##### RECORDS FOR PROCESSING #####

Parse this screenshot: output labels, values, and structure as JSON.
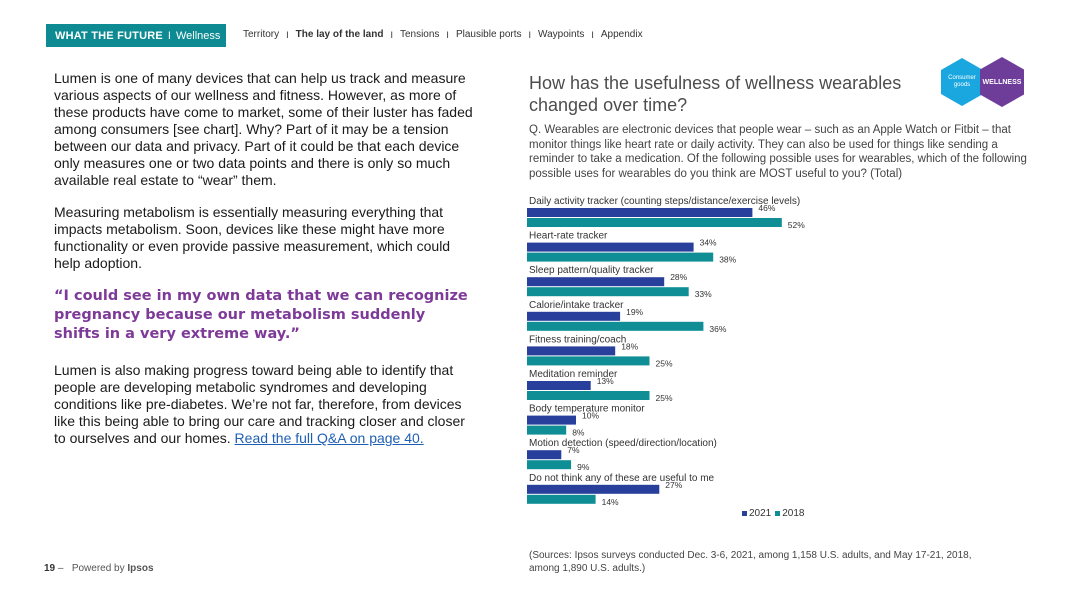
{
  "header": {
    "brand_bold": "WHAT THE FUTURE",
    "brand_sep": "I",
    "brand_section": "Wellness",
    "nav_sep": "I",
    "nav": [
      "Territory",
      "The lay of the land",
      "Tensions",
      "Plausible ports",
      "Waypoints",
      "Appendix"
    ],
    "active_index": 1
  },
  "body": {
    "para1": "Lumen is one of many devices that can help us track and measure various aspects of our wellness and fitness. However, as more of these products have come to market, some of their luster has faded among consumers [see chart]. Why? Part of it may be a tension between our data and privacy. Part of it could be that each device only measures one or two data points and there is only so much available real estate to “wear” them.",
    "para2": "Measuring metabolism is essentially measuring everything that impacts metabolism. Soon, devices like these might have more functionality or even provide passive measurement, which could help adoption.",
    "quote": "“I could see in my own data that we can recognize pregnancy because our metabolism suddenly shifts in a very extreme way.”",
    "para3": "Lumen is also making progress toward being able to identify that people are developing metabolic syndromes and developing conditions like pre-diabetes. We’re not far, therefore, from devices like this being able to bring our care and tracking closer and closer to ourselves and our homes.",
    "link": "Read the full Q&A on page 40."
  },
  "badges": {
    "consumer": "Consumer goods",
    "wellness": "WELLNESS"
  },
  "chart_title": "How has the usefulness of wellness wearables changed over time?",
  "question": "Q. Wearables are electronic devices that people wear – such as an Apple Watch or Fitbit – that monitor things like heart rate or daily activity. They can also be used for things like sending a reminder to take a medication. Of the following possible uses for wearables, which of the following possible uses for wearables do you think are MOST useful to you? (Total)",
  "chart_data": {
    "type": "bar",
    "orientation": "horizontal",
    "categories": [
      "Daily activity tracker (counting steps/distance/exercise levels)",
      "Heart-rate tracker",
      "Sleep pattern/quality tracker",
      "Calorie/intake tracker",
      "Fitness training/coach",
      "Meditation reminder",
      "Body temperature monitor",
      "Motion detection (speed/direction/location)",
      "Do not think any of these are useful to me"
    ],
    "series": [
      {
        "name": "2021",
        "color": "#283f9b",
        "values": [
          46,
          34,
          28,
          19,
          18,
          13,
          10,
          7,
          27
        ]
      },
      {
        "name": "2018",
        "color": "#0f8f95",
        "values": [
          52,
          38,
          33,
          36,
          25,
          25,
          8,
          9,
          14
        ]
      }
    ],
    "value_suffix": "%",
    "legend_position": "bottom-center"
  },
  "footer": {
    "page": "19",
    "dash": "–",
    "powered": "Powered by",
    "brand": "Ipsos",
    "sources": "(Sources: Ipsos surveys conducted Dec. 3-6, 2021, among 1,158 U.S. adults, and May 17-21, 2018, among 1,890 U.S. adults.)"
  }
}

#####

● PROBLEM TO SOLVE
Give only the number of lines in the listing above that include the string "among".

● TASK SOLUTION
2